> _What is expected_: Lay out the entries below as a numbered list, leaving out blank lines. Include only the lines from the start of the entries through the line holding "stat-i-line2: (t = PreBase", inclusive.

>>>>>

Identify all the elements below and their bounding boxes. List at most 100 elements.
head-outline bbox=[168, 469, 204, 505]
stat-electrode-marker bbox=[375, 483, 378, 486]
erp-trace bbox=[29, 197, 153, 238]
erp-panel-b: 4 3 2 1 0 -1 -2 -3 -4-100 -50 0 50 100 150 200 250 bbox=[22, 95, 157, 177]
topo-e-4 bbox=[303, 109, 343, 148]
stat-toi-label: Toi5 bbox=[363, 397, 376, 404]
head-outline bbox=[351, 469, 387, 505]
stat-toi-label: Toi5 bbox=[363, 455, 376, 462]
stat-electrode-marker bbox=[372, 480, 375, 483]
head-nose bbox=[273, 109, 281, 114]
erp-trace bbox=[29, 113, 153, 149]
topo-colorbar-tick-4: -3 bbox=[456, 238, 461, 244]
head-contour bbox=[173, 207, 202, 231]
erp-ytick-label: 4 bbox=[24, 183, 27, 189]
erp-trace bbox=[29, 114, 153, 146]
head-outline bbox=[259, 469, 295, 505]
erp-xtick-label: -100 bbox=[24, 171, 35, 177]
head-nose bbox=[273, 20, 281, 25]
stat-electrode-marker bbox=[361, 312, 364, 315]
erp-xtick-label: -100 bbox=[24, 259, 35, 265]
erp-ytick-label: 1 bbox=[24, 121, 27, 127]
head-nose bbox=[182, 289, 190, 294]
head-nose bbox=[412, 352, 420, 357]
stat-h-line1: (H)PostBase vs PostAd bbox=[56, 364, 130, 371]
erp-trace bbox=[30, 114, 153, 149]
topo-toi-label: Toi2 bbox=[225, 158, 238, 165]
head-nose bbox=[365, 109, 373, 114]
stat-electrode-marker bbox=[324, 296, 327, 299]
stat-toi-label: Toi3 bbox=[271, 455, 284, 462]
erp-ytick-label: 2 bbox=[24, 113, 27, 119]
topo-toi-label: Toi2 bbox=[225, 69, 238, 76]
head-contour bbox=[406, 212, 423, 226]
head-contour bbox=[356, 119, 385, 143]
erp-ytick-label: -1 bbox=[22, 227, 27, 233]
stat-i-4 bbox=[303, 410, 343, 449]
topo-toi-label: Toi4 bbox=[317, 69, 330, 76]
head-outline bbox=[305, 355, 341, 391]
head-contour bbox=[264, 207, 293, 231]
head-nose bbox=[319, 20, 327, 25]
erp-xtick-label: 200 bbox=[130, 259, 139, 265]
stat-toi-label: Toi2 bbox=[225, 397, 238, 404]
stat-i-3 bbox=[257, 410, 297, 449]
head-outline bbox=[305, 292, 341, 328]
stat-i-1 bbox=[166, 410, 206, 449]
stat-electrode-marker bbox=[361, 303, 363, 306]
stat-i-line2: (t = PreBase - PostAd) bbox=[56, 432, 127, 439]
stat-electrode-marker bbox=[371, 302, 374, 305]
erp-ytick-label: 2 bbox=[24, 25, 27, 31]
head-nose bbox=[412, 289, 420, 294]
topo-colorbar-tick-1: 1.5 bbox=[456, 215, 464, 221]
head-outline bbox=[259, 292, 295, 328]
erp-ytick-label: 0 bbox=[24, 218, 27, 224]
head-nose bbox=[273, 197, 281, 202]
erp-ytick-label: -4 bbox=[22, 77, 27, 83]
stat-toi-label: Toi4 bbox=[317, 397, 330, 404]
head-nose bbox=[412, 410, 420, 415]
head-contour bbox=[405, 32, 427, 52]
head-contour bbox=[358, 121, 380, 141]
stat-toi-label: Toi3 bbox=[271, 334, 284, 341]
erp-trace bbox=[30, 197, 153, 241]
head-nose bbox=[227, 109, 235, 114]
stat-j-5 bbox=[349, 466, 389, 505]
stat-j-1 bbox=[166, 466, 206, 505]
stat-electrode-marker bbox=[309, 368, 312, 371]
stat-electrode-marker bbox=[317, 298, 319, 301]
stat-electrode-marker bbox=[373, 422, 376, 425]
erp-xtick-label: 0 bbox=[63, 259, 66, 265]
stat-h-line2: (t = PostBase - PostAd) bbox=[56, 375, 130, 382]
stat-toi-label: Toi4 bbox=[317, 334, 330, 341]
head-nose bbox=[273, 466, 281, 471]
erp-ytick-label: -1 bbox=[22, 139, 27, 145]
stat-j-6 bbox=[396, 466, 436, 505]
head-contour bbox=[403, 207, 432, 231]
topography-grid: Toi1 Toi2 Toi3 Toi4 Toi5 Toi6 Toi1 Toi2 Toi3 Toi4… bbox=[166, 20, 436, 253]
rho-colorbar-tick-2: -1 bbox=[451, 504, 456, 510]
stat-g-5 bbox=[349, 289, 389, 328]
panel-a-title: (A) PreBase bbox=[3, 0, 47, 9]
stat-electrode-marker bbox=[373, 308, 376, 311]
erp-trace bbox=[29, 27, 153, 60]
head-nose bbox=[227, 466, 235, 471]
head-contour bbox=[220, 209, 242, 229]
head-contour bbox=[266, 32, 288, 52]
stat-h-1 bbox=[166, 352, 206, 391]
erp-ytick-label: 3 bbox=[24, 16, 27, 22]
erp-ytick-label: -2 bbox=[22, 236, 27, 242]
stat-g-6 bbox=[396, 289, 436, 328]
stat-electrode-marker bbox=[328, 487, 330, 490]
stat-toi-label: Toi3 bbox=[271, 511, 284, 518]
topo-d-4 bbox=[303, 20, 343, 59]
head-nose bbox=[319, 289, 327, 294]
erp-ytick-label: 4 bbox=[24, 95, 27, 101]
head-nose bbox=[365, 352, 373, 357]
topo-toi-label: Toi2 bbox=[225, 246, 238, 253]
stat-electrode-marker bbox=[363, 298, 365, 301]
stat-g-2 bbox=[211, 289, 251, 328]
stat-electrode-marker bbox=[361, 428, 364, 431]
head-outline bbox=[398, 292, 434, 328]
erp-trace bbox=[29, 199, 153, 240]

<<<<<

> _Task solution_:
1. Identify all the elements below and their bounding boxes. List at most 100 elements.
2. head-outline bbox=[168, 469, 204, 505]
3. stat-electrode-marker bbox=[375, 483, 378, 486]
4. erp-trace bbox=[29, 197, 153, 238]
5. erp-panel-b: 4 3 2 1 0 -1 -2 -3 -4-100 -50 0 50 100 150 200 250 bbox=[22, 95, 157, 177]
6. topo-e-4 bbox=[303, 109, 343, 148]
7. stat-toi-label: Toi5 bbox=[363, 397, 376, 404]
8. head-outline bbox=[351, 469, 387, 505]
9. stat-toi-label: Toi5 bbox=[363, 455, 376, 462]
10. stat-electrode-marker bbox=[372, 480, 375, 483]
11. head-nose bbox=[273, 109, 281, 114]
12. erp-trace bbox=[29, 113, 153, 149]
13. topo-colorbar-tick-4: -3 bbox=[456, 238, 461, 244]
14. head-contour bbox=[173, 207, 202, 231]
15. erp-ytick-label: 4 bbox=[24, 183, 27, 189]
16. erp-trace bbox=[29, 114, 153, 146]
17. head-outline bbox=[259, 469, 295, 505]
18. erp-xtick-label: -100 bbox=[24, 171, 35, 177]
19. head-nose bbox=[273, 20, 281, 25]
20. stat-electrode-marker bbox=[361, 312, 364, 315]
21. erp-xtick-label: -100 bbox=[24, 259, 35, 265]
22. erp-ytick-label: 1 bbox=[24, 121, 27, 127]
23. head-nose bbox=[182, 289, 190, 294]
24. head-nose bbox=[412, 352, 420, 357]
25. stat-h-line1: (H)PostBase vs PostAd bbox=[56, 364, 130, 371]
26. erp-trace bbox=[30, 114, 153, 149]
27. topo-toi-label: Toi2 bbox=[225, 158, 238, 165]
28. head-nose bbox=[365, 109, 373, 114]
29. stat-electrode-marker bbox=[324, 296, 327, 299]
30. stat-toi-label: Toi3 bbox=[271, 455, 284, 462]
31. erp-ytick-label: 2 bbox=[24, 113, 27, 119]
32. topo-toi-label: Toi2 bbox=[225, 69, 238, 76]
33. head-contour bbox=[406, 212, 423, 226]
34. head-contour bbox=[356, 119, 385, 143]
35. erp-ytick-label: -1 bbox=[22, 227, 27, 233]
36. stat-i-4 bbox=[303, 410, 343, 449]
37. topo-toi-label: Toi4 bbox=[317, 69, 330, 76]
38. head-outline bbox=[305, 355, 341, 391]
39. head-contour bbox=[264, 207, 293, 231]
40. head-nose bbox=[319, 20, 327, 25]
41. erp-xtick-label: 200 bbox=[130, 259, 139, 265]
42. stat-toi-label: Toi2 bbox=[225, 397, 238, 404]
43. stat-i-3 bbox=[257, 410, 297, 449]
44. head-outline bbox=[305, 292, 341, 328]
45. stat-i-1 bbox=[166, 410, 206, 449]
46. stat-electrode-marker bbox=[361, 303, 363, 306]
47. stat-i-line2: (t = PreBase - PostAd) bbox=[56, 432, 127, 439]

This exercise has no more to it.